(Stored items from a collection)

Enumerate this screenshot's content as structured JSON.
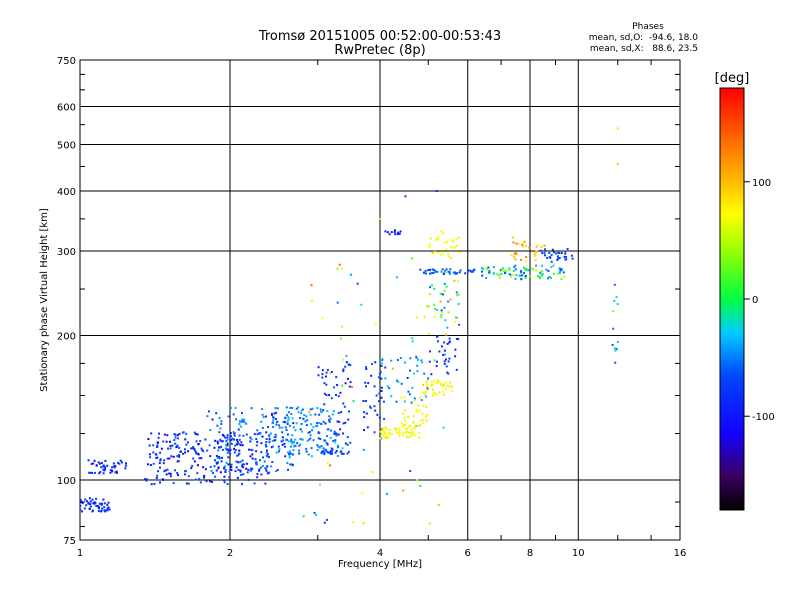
{
  "chart_data": {
    "type": "scatter",
    "title": "Tromsø 20151005 00:52:00-00:53:43",
    "subtitle": "RwPretec (8p)",
    "xlabel": "Frequency [MHz]",
    "ylabel": "Stationary phase Virtual Height [km]",
    "xscale": "log",
    "yscale": "log",
    "xlim": [
      1,
      16
    ],
    "ylim": [
      75,
      750
    ],
    "xticks": [
      1,
      2,
      4,
      6,
      8,
      10,
      16
    ],
    "xtick_labels": [
      "1",
      "2",
      "4",
      "6",
      "8",
      "10",
      "16"
    ],
    "yticks": [
      75,
      100,
      200,
      300,
      400,
      500,
      600,
      750
    ],
    "ytick_labels": [
      "75",
      "100",
      "200",
      "300",
      "400",
      "500",
      "600",
      "750"
    ],
    "grid": true,
    "stats": {
      "heading": "Phases",
      "line_o": "mean, sd,O:  -94.6, 18.0",
      "line_x": "mean, sd,X:   88.6, 23.5"
    },
    "colorbar": {
      "label": "[deg]",
      "range": [
        -180,
        180
      ],
      "ticks": [
        100,
        0,
        -100
      ],
      "tick_labels": [
        "100",
        "0",
        "-100"
      ]
    },
    "clusters": [
      {
        "f": [
          0.995,
          1.15
        ],
        "h": [
          86,
          92
        ],
        "phase": [
          -108,
          -90
        ],
        "n": 55
      },
      {
        "f": [
          1.04,
          1.25
        ],
        "h": [
          103,
          110
        ],
        "phase": [
          -110,
          -90
        ],
        "n": 45
      },
      {
        "f": [
          1.35,
          2.4
        ],
        "h": [
          98,
          126
        ],
        "phase": [
          -120,
          -80
        ],
        "n": 260
      },
      {
        "f": [
          1.8,
          2.7
        ],
        "h": [
          104,
          142
        ],
        "phase": [
          -110,
          -40
        ],
        "n": 170
      },
      {
        "f": [
          2.6,
          3.3
        ],
        "h": [
          112,
          142
        ],
        "phase": [
          -100,
          -30
        ],
        "n": 120
      },
      {
        "f": [
          3.0,
          3.5
        ],
        "h": [
          115,
          178
        ],
        "phase": [
          -110,
          -85
        ],
        "n": 60
      },
      {
        "f": [
          3.05,
          3.5
        ],
        "h": [
          113,
          115
        ],
        "phase": [
          -100,
          -90
        ],
        "n": 20
      },
      {
        "f": [
          3.7,
          4.1
        ],
        "h": [
          120,
          178
        ],
        "phase": [
          -110,
          -80
        ],
        "n": 40
      },
      {
        "f": [
          4.0,
          4.8
        ],
        "h": [
          122,
          130
        ],
        "phase": [
          75,
          100
        ],
        "n": 60
      },
      {
        "f": [
          4.4,
          5.0
        ],
        "h": [
          130,
          150
        ],
        "phase": [
          75,
          100
        ],
        "n": 30
      },
      {
        "f": [
          4.9,
          5.6
        ],
        "h": [
          150,
          162
        ],
        "phase": [
          75,
          100
        ],
        "n": 40
      },
      {
        "f": [
          4.0,
          5.0
        ],
        "h": [
          145,
          182
        ],
        "phase": [
          -100,
          -20
        ],
        "n": 35
      },
      {
        "f": [
          5.0,
          5.8
        ],
        "h": [
          165,
          200
        ],
        "phase": [
          -105,
          -90
        ],
        "n": 30
      },
      {
        "f": [
          4.9,
          5.8
        ],
        "h": [
          200,
          260
        ],
        "phase": [
          -100,
          120
        ],
        "n": 40
      },
      {
        "f": [
          4.1,
          4.4
        ],
        "h": [
          325,
          332
        ],
        "phase": [
          -108,
          -98
        ],
        "n": 12
      },
      {
        "f": [
          5.0,
          5.8
        ],
        "h": [
          290,
          330
        ],
        "phase": [
          80,
          100
        ],
        "n": 30
      },
      {
        "f": [
          4.8,
          6.2
        ],
        "h": [
          268,
          275
        ],
        "phase": [
          -100,
          -70
        ],
        "n": 40
      },
      {
        "f": [
          6.4,
          9.4
        ],
        "h": [
          262,
          280
        ],
        "phase": [
          -100,
          60
        ],
        "n": 90
      },
      {
        "f": [
          7.2,
          8.6
        ],
        "h": [
          285,
          320
        ],
        "phase": [
          90,
          140
        ],
        "n": 30
      },
      {
        "f": [
          8.4,
          9.8
        ],
        "h": [
          285,
          305
        ],
        "phase": [
          -100,
          -80
        ],
        "n": 30
      },
      {
        "f": [
          11.6,
          12.1
        ],
        "h": [
          166,
          282
        ],
        "phase": [
          -100,
          40
        ],
        "n": 12
      },
      {
        "f": [
          2.8,
          5.5
        ],
        "h": [
          80,
          300
        ],
        "phase": [
          -100,
          140
        ],
        "n": 60
      }
    ],
    "outliers": [
      {
        "f": 12.0,
        "h": 540,
        "phase": 100
      },
      {
        "f": 12.0,
        "h": 455,
        "phase": 110
      },
      {
        "f": 4.5,
        "h": 390,
        "phase": -100
      },
      {
        "f": 5.2,
        "h": 400,
        "phase": -100
      },
      {
        "f": 4.0,
        "h": 350,
        "phase": 100
      }
    ]
  }
}
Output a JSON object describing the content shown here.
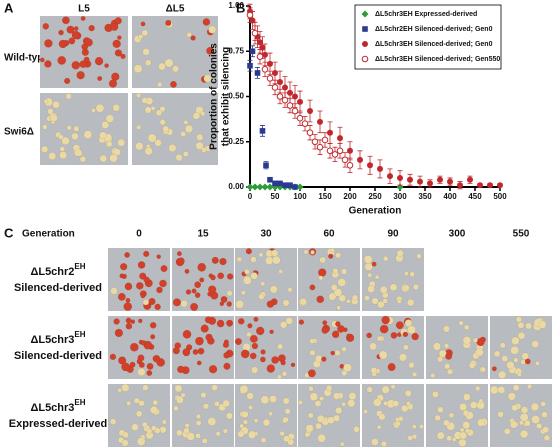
{
  "panel_a": {
    "label": "A",
    "columns": [
      "L5",
      "ΔL5"
    ],
    "rows": [
      "Wild-type",
      "Swi6Δ"
    ]
  },
  "chart_data": {
    "type": "scatter",
    "label": "B",
    "ylabel": [
      "Proportion of colonies",
      "that exhibit silencing"
    ],
    "xlabel": "Generation",
    "xlim": [
      0,
      500
    ],
    "xticks": [
      0,
      50,
      100,
      150,
      200,
      250,
      300,
      350,
      400,
      450,
      500
    ],
    "ylim": [
      0,
      1
    ],
    "yticks": [
      {
        "value": 0,
        "label": "0.00"
      },
      {
        "value": 0.25,
        "label": "0.25"
      },
      {
        "value": 0.5,
        "label": "0.50"
      },
      {
        "value": 0.75,
        "label": "0.75"
      },
      {
        "value": 1,
        "label": "1.00"
      }
    ],
    "legend": "upper right",
    "series": [
      {
        "name": "ΔL5chr3EH Expressed-derived",
        "color": "#2e9c3a",
        "marker": "diamond",
        "x": [
          0,
          10,
          20,
          30,
          40,
          50,
          60,
          70,
          80,
          90,
          100,
          300
        ],
        "values": [
          0,
          0,
          0,
          0,
          0,
          0,
          0,
          0,
          0,
          0,
          0,
          0
        ]
      },
      {
        "name": "ΔL5chr2EH Silenced-derived; Gen0",
        "color": "#2b3a8f",
        "marker": "square",
        "x": [
          0,
          5,
          15,
          25,
          32,
          40,
          50,
          60,
          70,
          80,
          90
        ],
        "values": [
          0.67,
          0.75,
          0.63,
          0.31,
          0.12,
          0.04,
          0.02,
          0.02,
          0.01,
          0.01,
          0
        ],
        "errors": [
          0.03,
          0.03,
          0.03,
          0.03,
          0.02,
          0.01,
          0.01,
          0.01,
          0.01,
          0.01,
          0.01
        ]
      },
      {
        "name": "ΔL5chr3EH Silenced-derived; Gen0",
        "color": "#c0282d",
        "marker": "circle",
        "x": [
          0,
          5,
          10,
          15,
          20,
          25,
          30,
          40,
          50,
          60,
          70,
          80,
          90,
          100,
          120,
          140,
          160,
          180,
          200,
          220,
          240,
          260,
          280,
          300,
          320,
          340,
          360,
          380,
          400,
          420,
          440,
          460,
          480,
          500
        ],
        "values": [
          0.97,
          0.92,
          0.85,
          0.83,
          0.8,
          0.77,
          0.73,
          0.68,
          0.63,
          0.58,
          0.55,
          0.52,
          0.5,
          0.47,
          0.42,
          0.36,
          0.3,
          0.27,
          0.2,
          0.15,
          0.12,
          0.1,
          0.06,
          0.05,
          0.04,
          0.03,
          0.02,
          0.04,
          0.03,
          0.01,
          0.04,
          0.01,
          0.01,
          0.01
        ],
        "errors": [
          0.04,
          0.05,
          0.06,
          0.06,
          0.06,
          0.06,
          0.06,
          0.06,
          0.06,
          0.06,
          0.06,
          0.06,
          0.06,
          0.06,
          0.06,
          0.06,
          0.06,
          0.06,
          0.05,
          0.05,
          0.05,
          0.05,
          0.04,
          0.04,
          0.03,
          0.03,
          0.02,
          0.02,
          0.02,
          0.02,
          0.02,
          0.01,
          0.01,
          0.01
        ]
      },
      {
        "name": "ΔL5chr3EH Silenced-derived; Gen550",
        "color": "#c0282d",
        "marker": "open-circle",
        "x": [
          0,
          10,
          20,
          30,
          40,
          50,
          60,
          70,
          80,
          90,
          100,
          110,
          120,
          130,
          140,
          150,
          160,
          170,
          180,
          190,
          200
        ],
        "values": [
          0.95,
          0.85,
          0.72,
          0.65,
          0.6,
          0.55,
          0.5,
          0.48,
          0.45,
          0.42,
          0.38,
          0.35,
          0.3,
          0.25,
          0.22,
          0.26,
          0.2,
          0.18,
          0.2,
          0.15,
          0.12
        ],
        "errors": [
          0.04,
          0.04,
          0.04,
          0.04,
          0.04,
          0.04,
          0.04,
          0.04,
          0.04,
          0.04,
          0.04,
          0.04,
          0.04,
          0.04,
          0.04,
          0.04,
          0.04,
          0.04,
          0.04,
          0.04,
          0.04
        ]
      }
    ]
  },
  "panel_c": {
    "label": "C",
    "header": "Generation",
    "generations": [
      0,
      15,
      30,
      60,
      90,
      300,
      550
    ],
    "rows": [
      {
        "strain": "ΔL5chr2",
        "superscript": "EH",
        "description": "Silenced-derived"
      },
      {
        "strain": "ΔL5chr3",
        "superscript": "EH",
        "description": "Silenced-derived"
      },
      {
        "strain": "ΔL5chr3",
        "superscript": "EH",
        "description": "Expressed-derived"
      }
    ]
  }
}
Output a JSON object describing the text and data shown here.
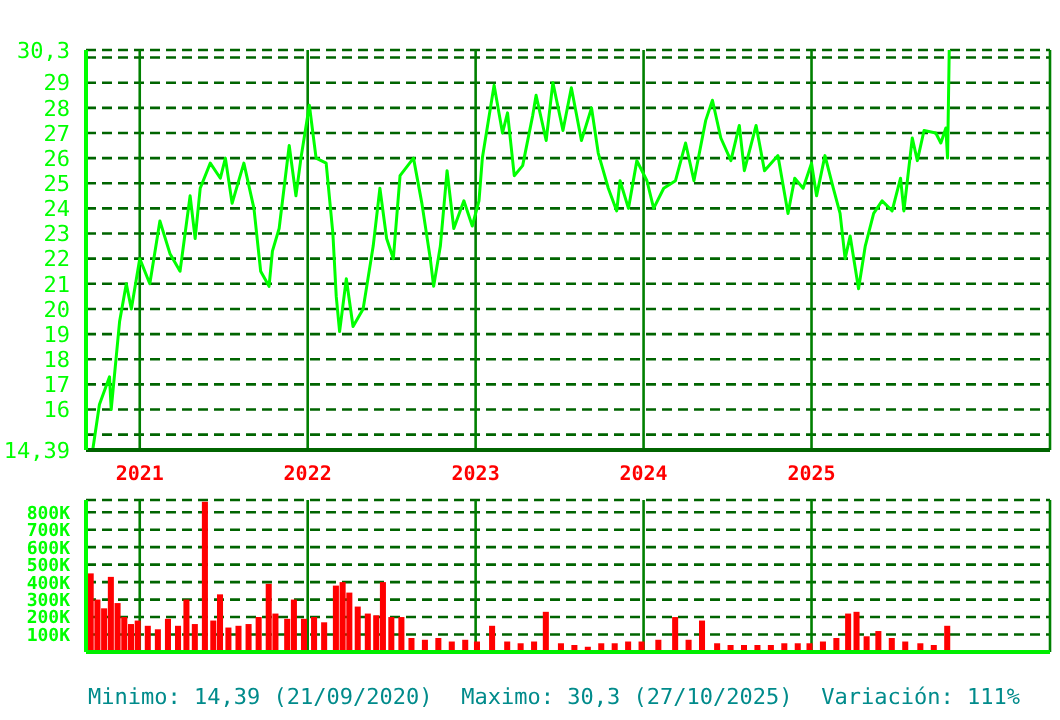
{
  "chart_data": [
    {
      "type": "line",
      "marker": "none",
      "line_style": "solid",
      "grid": true,
      "legend": false,
      "x": [
        2020.72,
        2020.76,
        2020.82,
        2020.83,
        2020.88,
        2020.92,
        2020.95,
        2021.0,
        2021.06,
        2021.12,
        2021.18,
        2021.24,
        2021.3,
        2021.33,
        2021.36,
        2021.42,
        2021.48,
        2021.51,
        2021.55,
        2021.62,
        2021.68,
        2021.72,
        2021.77,
        2021.79,
        2021.83,
        2021.89,
        2021.93,
        2021.96,
        2022.01,
        2022.05,
        2022.11,
        2022.15,
        2022.17,
        2022.19,
        2022.23,
        2022.27,
        2022.33,
        2022.39,
        2022.43,
        2022.47,
        2022.51,
        2022.55,
        2022.63,
        2022.68,
        2022.73,
        2022.75,
        2022.79,
        2022.83,
        2022.87,
        2022.93,
        2022.98,
        2023.02,
        2023.04,
        2023.11,
        2023.16,
        2023.19,
        2023.23,
        2023.28,
        2023.34,
        2023.36,
        2023.42,
        2023.46,
        2023.52,
        2023.57,
        2023.63,
        2023.69,
        2023.73,
        2023.79,
        2023.84,
        2023.86,
        2023.91,
        2023.96,
        2024.02,
        2024.06,
        2024.12,
        2024.19,
        2024.25,
        2024.3,
        2024.37,
        2024.41,
        2024.46,
        2024.52,
        2024.57,
        2024.6,
        2024.67,
        2024.72,
        2024.8,
        2024.86,
        2024.9,
        2024.95,
        2025.0,
        2025.03,
        2025.08,
        2025.13,
        2025.17,
        2025.2,
        2025.23,
        2025.28,
        2025.32,
        2025.37,
        2025.42,
        2025.48,
        2025.53,
        2025.55,
        2025.6,
        2025.63,
        2025.67,
        2025.74,
        2025.77,
        2025.8,
        2025.81,
        2025.815,
        2025.82
      ],
      "series": [
        {
          "color": "#00ff00",
          "values": [
            14.39,
            16.2,
            17.3,
            16.0,
            19.5,
            21.0,
            20.0,
            22.0,
            21.0,
            23.5,
            22.2,
            21.5,
            24.5,
            22.8,
            24.8,
            25.8,
            25.2,
            26.0,
            24.2,
            25.8,
            24.0,
            21.5,
            20.9,
            22.3,
            23.2,
            26.5,
            24.5,
            26.0,
            28.1,
            26.0,
            25.8,
            23.0,
            20.5,
            19.1,
            21.2,
            19.3,
            20.0,
            22.5,
            24.8,
            22.8,
            22.0,
            25.3,
            26.0,
            24.2,
            22.0,
            20.9,
            22.5,
            25.5,
            23.2,
            24.3,
            23.3,
            24.3,
            26.0,
            28.9,
            27.0,
            27.8,
            25.3,
            25.7,
            27.7,
            28.5,
            26.7,
            29.0,
            27.1,
            28.8,
            26.7,
            28.0,
            26.2,
            24.8,
            23.9,
            25.1,
            24.0,
            25.9,
            25.1,
            24.0,
            24.8,
            25.1,
            26.6,
            25.1,
            27.5,
            28.3,
            26.8,
            25.9,
            27.3,
            25.5,
            27.3,
            25.5,
            26.1,
            23.8,
            25.2,
            24.8,
            25.8,
            24.5,
            26.1,
            24.8,
            23.8,
            22.0,
            22.9,
            20.8,
            22.5,
            23.8,
            24.3,
            23.9,
            25.2,
            23.9,
            26.8,
            25.9,
            27.1,
            27.0,
            26.6,
            27.2,
            26.0,
            28.1,
            30.3
          ]
        }
      ],
      "xlim": [
        2020.68,
        2026.42
      ],
      "xticks": [
        2021,
        2022,
        2023,
        2024,
        2025
      ],
      "ylim": [
        14.39,
        30.3
      ],
      "yticks": [
        {
          "value": 14.39,
          "label": "14,39"
        },
        {
          "value": 15,
          "label": null
        },
        16,
        17,
        18,
        19,
        20,
        21,
        22,
        23,
        24,
        25,
        26,
        27,
        28,
        29,
        {
          "value": 30,
          "label": null
        },
        {
          "value": 30.3,
          "label": "30,3"
        }
      ]
    },
    {
      "type": "bar",
      "grid": true,
      "legend": false,
      "tick_labels": "y",
      "color": "#ff0000",
      "x": [
        2020.71,
        2020.75,
        2020.79,
        2020.83,
        2020.87,
        2020.91,
        2020.95,
        2020.99,
        2021.05,
        2021.11,
        2021.17,
        2021.23,
        2021.28,
        2021.33,
        2021.39,
        2021.44,
        2021.48,
        2021.53,
        2021.59,
        2021.65,
        2021.71,
        2021.77,
        2021.81,
        2021.88,
        2021.92,
        2021.98,
        2022.04,
        2022.1,
        2022.17,
        2022.21,
        2022.25,
        2022.3,
        2022.36,
        2022.41,
        2022.45,
        2022.5,
        2022.56,
        2022.62,
        2022.7,
        2022.78,
        2022.86,
        2022.94,
        2023.01,
        2023.1,
        2023.19,
        2023.27,
        2023.35,
        2023.42,
        2023.51,
        2023.59,
        2023.67,
        2023.75,
        2023.83,
        2023.91,
        2023.99,
        2024.09,
        2024.19,
        2024.27,
        2024.35,
        2024.44,
        2024.52,
        2024.6,
        2024.68,
        2024.76,
        2024.84,
        2024.92,
        2024.99,
        2025.07,
        2025.15,
        2025.22,
        2025.27,
        2025.33,
        2025.4,
        2025.48,
        2025.56,
        2025.65,
        2025.73,
        2025.81
      ],
      "values": [
        450000,
        300000,
        250000,
        430000,
        280000,
        200000,
        160000,
        180000,
        150000,
        130000,
        190000,
        150000,
        300000,
        160000,
        860000,
        180000,
        330000,
        140000,
        150000,
        160000,
        200000,
        390000,
        220000,
        190000,
        300000,
        190000,
        200000,
        170000,
        380000,
        400000,
        340000,
        260000,
        220000,
        210000,
        400000,
        200000,
        200000,
        80000,
        70000,
        80000,
        60000,
        70000,
        60000,
        150000,
        60000,
        50000,
        60000,
        230000,
        50000,
        40000,
        30000,
        50000,
        50000,
        60000,
        60000,
        70000,
        200000,
        70000,
        180000,
        50000,
        40000,
        40000,
        40000,
        40000,
        50000,
        50000,
        50000,
        60000,
        80000,
        220000,
        230000,
        90000,
        120000,
        80000,
        60000,
        50000,
        40000,
        150000
      ],
      "xlim": [
        2020.68,
        2026.42
      ],
      "xticks": [
        {
          "value": 2021,
          "label": null
        },
        {
          "value": 2022,
          "label": null
        },
        {
          "value": 2023,
          "label": null
        },
        {
          "value": 2024,
          "label": null
        },
        {
          "value": 2025,
          "label": null
        }
      ],
      "ylim": [
        0,
        870000
      ],
      "yticks": [
        {
          "value": 100000,
          "label": "100K"
        },
        {
          "value": 200000,
          "label": "200K"
        },
        {
          "value": 300000,
          "label": "300K"
        },
        {
          "value": 400000,
          "label": "400K"
        },
        {
          "value": 500000,
          "label": "500K"
        },
        {
          "value": 600000,
          "label": "600K"
        },
        {
          "value": 700000,
          "label": "700K"
        },
        {
          "value": 800000,
          "label": "800K"
        }
      ],
      "annotations": [
        "Minimo: 14,39 (21/09/2020)",
        "Maximo: 30,3 (27/10/2025)",
        "Variación: 111%"
      ]
    }
  ]
}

What you should do: Check each line of the records above for "ylabel", and copy those that have it.

Solution to the exercise:
    "ylabel": "Stationary phase Virtual Height [km]",
    "ylabel": [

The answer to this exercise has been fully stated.